-- begin --

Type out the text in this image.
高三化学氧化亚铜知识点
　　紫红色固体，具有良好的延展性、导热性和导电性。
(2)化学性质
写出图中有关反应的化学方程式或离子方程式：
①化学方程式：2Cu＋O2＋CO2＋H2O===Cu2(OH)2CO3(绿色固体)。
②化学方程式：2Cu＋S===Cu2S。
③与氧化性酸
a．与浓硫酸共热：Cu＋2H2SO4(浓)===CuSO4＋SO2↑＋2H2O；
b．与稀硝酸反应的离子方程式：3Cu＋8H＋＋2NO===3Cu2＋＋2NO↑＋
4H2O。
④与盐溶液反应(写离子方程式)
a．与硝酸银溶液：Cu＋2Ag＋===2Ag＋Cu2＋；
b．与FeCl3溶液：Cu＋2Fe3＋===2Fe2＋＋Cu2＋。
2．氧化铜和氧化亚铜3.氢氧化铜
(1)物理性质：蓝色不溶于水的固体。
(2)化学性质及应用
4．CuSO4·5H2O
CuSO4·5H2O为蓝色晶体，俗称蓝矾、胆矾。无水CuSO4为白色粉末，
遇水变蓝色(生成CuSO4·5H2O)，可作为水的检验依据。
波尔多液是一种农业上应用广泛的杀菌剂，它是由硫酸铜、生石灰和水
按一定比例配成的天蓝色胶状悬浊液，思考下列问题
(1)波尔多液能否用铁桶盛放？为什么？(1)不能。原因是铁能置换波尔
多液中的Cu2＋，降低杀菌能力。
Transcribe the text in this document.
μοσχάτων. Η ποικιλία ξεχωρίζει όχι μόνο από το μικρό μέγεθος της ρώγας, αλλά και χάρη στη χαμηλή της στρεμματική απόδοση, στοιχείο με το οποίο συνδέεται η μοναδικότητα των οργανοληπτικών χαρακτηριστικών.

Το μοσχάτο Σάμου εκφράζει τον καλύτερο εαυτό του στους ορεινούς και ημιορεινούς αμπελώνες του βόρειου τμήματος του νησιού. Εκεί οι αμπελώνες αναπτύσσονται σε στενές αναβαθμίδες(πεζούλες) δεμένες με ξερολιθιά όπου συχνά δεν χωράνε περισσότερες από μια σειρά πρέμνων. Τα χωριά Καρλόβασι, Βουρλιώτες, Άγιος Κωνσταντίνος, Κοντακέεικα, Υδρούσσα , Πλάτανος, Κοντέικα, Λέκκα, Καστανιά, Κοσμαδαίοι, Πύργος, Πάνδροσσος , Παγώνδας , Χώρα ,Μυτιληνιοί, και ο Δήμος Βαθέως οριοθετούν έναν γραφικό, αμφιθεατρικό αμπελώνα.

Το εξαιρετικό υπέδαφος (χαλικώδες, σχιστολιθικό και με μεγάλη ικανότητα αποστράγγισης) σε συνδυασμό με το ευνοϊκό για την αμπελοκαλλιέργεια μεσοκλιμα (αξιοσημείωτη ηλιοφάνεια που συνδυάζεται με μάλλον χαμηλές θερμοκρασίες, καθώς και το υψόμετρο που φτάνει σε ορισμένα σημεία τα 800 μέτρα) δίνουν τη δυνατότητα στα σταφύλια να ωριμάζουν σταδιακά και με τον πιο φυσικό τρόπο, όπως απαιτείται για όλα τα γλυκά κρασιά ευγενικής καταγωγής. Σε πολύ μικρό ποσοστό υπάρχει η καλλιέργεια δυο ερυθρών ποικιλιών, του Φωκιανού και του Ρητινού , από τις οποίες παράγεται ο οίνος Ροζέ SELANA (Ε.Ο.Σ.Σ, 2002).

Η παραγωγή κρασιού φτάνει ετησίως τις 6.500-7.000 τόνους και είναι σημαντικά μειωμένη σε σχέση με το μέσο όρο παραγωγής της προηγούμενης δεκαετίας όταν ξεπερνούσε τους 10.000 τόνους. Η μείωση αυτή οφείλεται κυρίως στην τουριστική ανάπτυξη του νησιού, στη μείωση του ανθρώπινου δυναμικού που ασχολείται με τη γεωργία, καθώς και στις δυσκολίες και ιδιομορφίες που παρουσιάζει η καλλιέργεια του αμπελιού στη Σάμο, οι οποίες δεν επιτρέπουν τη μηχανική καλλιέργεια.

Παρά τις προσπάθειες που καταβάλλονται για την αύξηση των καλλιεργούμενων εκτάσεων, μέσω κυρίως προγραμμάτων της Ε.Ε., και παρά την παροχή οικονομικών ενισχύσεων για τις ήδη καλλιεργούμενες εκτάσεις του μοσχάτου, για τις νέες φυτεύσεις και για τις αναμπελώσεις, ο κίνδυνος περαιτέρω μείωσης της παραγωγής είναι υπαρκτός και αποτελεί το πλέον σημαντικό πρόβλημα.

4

-- end --

- Short problem -
Check each line above for the word "text" and say how many have it, with nothing else.

- Complete output -
2